■ PASSAGE SHOWN:
— Start —
# Boo 22 weeks old



## SugarChi (Oct 30, 2011)

Few pics of Boo today, he's 22 weeks old and quite lanky and long! Is this the stage some refer to as puppy uglies?! He's like an awkward teenager lol bless him.


----------



## heartagram (Aug 4, 2012)

oh my! how time flies, is he really 22weeks already!
Aww I think this stage is adorable for long coats, fluffy ears but smooth on body.
He looks so handsome, I love the first picture.


----------



## pupluv168 (Mar 7, 2012)

He is growing up to be one handsome little guy! I can't believe he will soon be 6 months old- that's crazy. Thanks for posting!


----------



## SugarChi (Oct 30, 2011)

Thanks guys! I know time is flying! He was only tiny for a few weeks, it really does fly by  
He looks quite big in those pics, cos he appears so long, but he's still small, just a bit taller and lanky! He's very skinny too even though he eats well.


----------



## Zorana1125 (Oct 24, 2010)

Hi boo!! I miss you and ur sisters!! I can't believe how fast the time has flown! Leo will be 1 year old in about one month!
Ur such a handsome little man! Please ask mommy to post pics of sugar and spice too! Hope all is well! Xox


Sent from my iPhone using Petguide.com Free App


----------



## pupluv168 (Mar 7, 2012)

SugarChi said:


> Thanks guys! I know time is flying! He was only tiny for a few weeks, it really does fly by
> He looks quite big in those pics, cos he appears so long, but he's still small, just a bit taller and lanky! He's very skinny too even though he eats well.


Toby grew the same way, tall and lanky. And he was sooo skinny even though I fed him ZP and he ate a ton. About two months ago, right around his 1st birthday, he started to fill out a bit. I guess it's just the way he grew. I'm sure it will be the same thing for sweet Boo! 

Now, where's my Sugar and Spice and everything nice please??!?!


----------



## heartagram (Aug 4, 2012)

I agree, Noah is still so lanky and skinny atm and I'm pretty sure I feed more than reccomended on raw haha.


----------



## Pumpernickel (Apr 5, 2012)

Awwww I think he is getting more handsome! I love his fluffy ears


----------



## SugarChi (Oct 30, 2011)

Lol sorry guys, I will try get some nice pics of the girls tomorrow and post them too  

Ye Sugar was skinny up until a year old, she's filled out now, but she was never lanky, she stayed short and compact. 
Maybe it's more boys that are lanky?! Though it's prob just diff dogs shapes! Was hoping he was gonna fill out sooner than a year old, he's gonna be a lanky wee man for a while yet then lol! Can't wait to see him fully grown, then ill want him to be a puppy again haha


----------



## TLI (Sep 3, 2008)

Boo, you are just too cute!!!


----------



## Buildthemskywards (Jun 16, 2012)

I think he's absolutely beautiful! I've missed seeing you around


----------



## Lisa T (Sep 3, 2010)

Aww little Boo, I've missed that little pink nose. Nice to see you again.


----------



## MChis (Oct 13, 2009)
— End —
■ DIRECTIONS:
**a)** In the thread about Boo, condense the paragraph that begins "Toby grew the same way" into two sentences while keeping its main facts.
**b)** Pick up the thread about Boo from its last line and write the post that follows.
The items that come next can be left aside.

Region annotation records
— Start —
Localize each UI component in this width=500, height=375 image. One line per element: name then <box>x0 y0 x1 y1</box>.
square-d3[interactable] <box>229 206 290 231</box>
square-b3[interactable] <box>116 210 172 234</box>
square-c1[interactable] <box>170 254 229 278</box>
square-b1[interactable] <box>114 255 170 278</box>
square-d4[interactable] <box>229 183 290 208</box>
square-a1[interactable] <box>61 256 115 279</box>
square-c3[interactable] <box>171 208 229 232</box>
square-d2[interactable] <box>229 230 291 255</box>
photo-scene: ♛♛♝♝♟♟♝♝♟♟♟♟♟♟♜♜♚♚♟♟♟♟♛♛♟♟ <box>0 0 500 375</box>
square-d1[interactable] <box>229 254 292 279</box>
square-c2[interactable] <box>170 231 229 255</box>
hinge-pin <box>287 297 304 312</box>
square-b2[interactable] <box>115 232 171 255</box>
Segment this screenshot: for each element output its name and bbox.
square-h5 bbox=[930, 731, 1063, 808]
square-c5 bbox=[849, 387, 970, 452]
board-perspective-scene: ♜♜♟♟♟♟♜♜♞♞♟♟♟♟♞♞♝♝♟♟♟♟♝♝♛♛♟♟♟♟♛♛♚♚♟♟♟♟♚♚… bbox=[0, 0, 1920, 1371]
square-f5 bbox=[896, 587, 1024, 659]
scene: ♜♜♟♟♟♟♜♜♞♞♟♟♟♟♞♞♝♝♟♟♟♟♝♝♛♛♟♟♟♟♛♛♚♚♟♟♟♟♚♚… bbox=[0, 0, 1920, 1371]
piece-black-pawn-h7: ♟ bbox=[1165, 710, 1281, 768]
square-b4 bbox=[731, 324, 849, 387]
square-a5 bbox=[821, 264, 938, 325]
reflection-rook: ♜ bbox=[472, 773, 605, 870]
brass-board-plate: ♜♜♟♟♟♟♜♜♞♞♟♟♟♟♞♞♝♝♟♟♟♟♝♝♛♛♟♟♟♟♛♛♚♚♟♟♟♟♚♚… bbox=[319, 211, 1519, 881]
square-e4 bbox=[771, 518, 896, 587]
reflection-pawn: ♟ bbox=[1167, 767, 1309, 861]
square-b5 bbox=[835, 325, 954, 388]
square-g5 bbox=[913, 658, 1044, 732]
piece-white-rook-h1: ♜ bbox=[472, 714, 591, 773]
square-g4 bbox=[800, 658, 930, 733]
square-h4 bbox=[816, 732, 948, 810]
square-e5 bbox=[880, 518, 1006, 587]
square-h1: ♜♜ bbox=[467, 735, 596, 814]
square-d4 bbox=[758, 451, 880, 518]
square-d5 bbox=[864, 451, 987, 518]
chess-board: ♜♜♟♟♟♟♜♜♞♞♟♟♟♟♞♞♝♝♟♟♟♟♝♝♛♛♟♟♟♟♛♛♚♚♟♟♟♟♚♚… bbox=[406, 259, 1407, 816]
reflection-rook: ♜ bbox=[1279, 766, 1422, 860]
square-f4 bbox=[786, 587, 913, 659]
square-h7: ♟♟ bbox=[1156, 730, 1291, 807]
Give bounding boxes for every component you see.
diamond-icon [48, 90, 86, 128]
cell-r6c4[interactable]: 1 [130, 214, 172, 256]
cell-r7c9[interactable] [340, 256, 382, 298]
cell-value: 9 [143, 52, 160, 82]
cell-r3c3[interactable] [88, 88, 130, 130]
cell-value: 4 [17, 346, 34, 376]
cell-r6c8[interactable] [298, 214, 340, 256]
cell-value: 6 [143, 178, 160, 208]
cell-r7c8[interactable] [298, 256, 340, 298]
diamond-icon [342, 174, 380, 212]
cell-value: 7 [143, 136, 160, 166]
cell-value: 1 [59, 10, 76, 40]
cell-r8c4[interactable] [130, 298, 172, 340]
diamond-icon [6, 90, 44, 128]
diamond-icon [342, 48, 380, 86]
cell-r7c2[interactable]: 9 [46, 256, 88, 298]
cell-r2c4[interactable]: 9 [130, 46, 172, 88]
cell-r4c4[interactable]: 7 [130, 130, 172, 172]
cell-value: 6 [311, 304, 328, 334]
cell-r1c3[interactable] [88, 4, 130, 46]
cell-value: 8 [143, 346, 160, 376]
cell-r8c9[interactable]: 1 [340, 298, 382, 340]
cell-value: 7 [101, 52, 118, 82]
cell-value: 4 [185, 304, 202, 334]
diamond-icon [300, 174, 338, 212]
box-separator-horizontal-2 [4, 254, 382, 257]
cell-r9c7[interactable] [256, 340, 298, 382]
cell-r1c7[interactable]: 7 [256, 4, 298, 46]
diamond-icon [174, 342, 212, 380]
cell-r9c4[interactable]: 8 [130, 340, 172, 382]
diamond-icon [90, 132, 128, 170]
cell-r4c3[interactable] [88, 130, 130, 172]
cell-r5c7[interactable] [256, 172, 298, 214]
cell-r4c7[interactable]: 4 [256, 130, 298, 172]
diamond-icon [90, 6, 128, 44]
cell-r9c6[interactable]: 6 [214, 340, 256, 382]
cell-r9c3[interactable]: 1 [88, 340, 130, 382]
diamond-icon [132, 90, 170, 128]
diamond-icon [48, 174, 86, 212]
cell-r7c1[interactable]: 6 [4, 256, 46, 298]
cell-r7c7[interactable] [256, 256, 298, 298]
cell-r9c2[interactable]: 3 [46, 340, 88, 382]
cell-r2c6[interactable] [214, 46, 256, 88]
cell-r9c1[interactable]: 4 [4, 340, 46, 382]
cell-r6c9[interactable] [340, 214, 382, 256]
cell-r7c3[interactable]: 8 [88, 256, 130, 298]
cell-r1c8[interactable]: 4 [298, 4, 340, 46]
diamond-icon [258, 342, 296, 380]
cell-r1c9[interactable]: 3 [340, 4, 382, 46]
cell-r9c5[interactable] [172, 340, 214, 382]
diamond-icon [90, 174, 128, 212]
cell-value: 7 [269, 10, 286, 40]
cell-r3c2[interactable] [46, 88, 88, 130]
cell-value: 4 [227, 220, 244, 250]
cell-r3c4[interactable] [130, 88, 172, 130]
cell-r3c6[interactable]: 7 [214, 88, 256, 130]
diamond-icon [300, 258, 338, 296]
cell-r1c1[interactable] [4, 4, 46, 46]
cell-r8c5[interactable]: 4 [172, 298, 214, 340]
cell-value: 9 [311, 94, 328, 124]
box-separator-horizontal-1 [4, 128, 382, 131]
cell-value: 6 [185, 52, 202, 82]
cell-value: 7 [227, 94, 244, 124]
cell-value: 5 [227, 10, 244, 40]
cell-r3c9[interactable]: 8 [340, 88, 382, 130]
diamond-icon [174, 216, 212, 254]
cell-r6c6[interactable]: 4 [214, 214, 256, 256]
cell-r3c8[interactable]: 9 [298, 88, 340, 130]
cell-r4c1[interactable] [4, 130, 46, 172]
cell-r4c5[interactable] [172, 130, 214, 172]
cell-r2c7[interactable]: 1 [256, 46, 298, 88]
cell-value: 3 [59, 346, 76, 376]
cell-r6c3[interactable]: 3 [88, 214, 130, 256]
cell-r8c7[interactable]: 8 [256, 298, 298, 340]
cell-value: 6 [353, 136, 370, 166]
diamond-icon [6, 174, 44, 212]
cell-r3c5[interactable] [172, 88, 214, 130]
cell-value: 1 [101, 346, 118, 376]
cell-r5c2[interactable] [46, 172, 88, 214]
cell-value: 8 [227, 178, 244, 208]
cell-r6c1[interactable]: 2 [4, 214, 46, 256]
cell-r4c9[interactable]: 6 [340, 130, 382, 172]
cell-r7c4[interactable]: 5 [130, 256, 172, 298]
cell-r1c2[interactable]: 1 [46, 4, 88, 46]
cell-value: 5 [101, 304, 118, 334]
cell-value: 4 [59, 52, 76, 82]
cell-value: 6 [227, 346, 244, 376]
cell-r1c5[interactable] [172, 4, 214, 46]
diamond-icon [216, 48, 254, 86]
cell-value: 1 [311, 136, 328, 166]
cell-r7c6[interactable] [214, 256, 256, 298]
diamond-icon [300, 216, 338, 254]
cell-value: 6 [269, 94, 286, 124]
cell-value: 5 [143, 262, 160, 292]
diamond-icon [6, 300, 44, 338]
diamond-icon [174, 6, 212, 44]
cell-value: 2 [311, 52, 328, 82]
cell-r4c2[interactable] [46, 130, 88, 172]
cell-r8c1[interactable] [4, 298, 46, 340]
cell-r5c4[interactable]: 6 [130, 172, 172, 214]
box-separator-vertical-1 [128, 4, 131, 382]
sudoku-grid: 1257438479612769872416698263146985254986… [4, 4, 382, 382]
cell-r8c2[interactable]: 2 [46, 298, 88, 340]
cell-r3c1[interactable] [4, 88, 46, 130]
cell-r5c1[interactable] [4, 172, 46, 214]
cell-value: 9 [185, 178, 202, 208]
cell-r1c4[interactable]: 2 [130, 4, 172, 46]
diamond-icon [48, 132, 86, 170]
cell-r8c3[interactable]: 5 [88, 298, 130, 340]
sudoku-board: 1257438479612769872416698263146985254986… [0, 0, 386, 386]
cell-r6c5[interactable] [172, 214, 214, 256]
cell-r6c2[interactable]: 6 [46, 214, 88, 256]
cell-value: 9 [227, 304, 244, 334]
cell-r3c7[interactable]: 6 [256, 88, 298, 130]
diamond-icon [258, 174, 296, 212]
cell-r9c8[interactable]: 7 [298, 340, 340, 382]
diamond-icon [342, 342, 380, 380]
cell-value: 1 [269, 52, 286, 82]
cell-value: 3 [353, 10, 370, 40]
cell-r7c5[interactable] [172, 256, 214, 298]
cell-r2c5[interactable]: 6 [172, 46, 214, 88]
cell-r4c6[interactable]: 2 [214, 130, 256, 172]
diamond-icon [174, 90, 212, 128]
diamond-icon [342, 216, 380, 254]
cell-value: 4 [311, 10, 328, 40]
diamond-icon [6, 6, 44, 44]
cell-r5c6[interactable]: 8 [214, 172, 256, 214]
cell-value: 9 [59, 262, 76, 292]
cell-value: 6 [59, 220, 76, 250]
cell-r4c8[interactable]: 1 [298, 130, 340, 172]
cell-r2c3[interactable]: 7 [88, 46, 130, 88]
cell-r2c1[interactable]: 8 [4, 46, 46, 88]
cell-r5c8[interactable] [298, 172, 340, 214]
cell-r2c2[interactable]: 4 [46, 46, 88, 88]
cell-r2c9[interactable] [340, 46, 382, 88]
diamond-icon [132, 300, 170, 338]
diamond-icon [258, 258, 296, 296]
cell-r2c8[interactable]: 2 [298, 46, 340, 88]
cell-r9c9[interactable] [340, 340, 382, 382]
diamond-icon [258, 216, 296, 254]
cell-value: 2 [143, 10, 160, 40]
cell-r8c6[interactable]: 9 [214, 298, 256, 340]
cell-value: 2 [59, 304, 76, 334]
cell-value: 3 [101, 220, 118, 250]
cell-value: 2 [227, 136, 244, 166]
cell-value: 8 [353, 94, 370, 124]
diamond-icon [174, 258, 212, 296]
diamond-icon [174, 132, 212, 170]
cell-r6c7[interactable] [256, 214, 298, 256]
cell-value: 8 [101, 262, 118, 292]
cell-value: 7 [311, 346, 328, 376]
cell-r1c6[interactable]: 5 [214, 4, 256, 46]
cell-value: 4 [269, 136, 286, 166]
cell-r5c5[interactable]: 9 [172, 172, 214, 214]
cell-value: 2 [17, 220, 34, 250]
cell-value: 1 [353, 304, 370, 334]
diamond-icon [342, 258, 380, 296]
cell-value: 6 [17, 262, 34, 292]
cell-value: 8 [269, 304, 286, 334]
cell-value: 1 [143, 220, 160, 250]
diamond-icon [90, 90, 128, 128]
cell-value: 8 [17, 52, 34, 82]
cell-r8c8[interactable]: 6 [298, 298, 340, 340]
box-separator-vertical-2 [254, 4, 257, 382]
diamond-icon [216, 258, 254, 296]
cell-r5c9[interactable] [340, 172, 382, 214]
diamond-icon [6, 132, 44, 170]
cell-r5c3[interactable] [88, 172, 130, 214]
— End —
■ RESULTS IN ORDER:
**a)** Toby also grew tall, lanky and very skinny, even though he was fed ZP and ate a lot. He began to fill out around his first birthday, about two months ago, and the writer expects Boo to do the same.

**b)**
Awww what a cutie pie! Love that in between coat stage...they're so unique looking. It's awesome seeing them "transform".


----------



## ValerieZ84 (Dec 27, 2012)

Hes cute... loving the 'beauty mark' near his lip


----------



## Barracuda51 (Oct 7, 2012)

Awwww he's adorable..


----------



## jesuschick (Dec 5, 2010)

What a beautiful boy!


----------



## SugarChi (Oct 30, 2011)

Thanks everyone  

He's a lovely wee man, it's still a bit strange having a boy tho, question for male owners, do u trim the hair on his peepee or leave it? After he's been out to toilet it's still wet so just wondering wat others do! If anything?


----------



## Zorana1125 (Oct 24, 2010)

SugarChi said:


> Thanks everyone
> 
> He's a lovely wee man, it's still a bit strange having a boy tho, question for male owners, do u trim the hair on his peepee or leave it? After he's been out to toilet it's still wet so just wondering wat others do! If anything?


I have the groomer who trims the boys' nails trim Leo's paw fur, butt fur, and peeper fur too. 


Sent from my iPhone using Petguide.com Free App


----------



## intent2smile (Dec 4, 2011)

Awww Boo is so cute!!! I love the fuzzy ears and how lean and tall he is in the pictures he looks so adorable.


----------



## SugarChi (Oct 30, 2011)

Zorana1125 said:


> I have the groomer who trims the boys' nails trim Leo's paw fur, butt fur, and peeper fur too.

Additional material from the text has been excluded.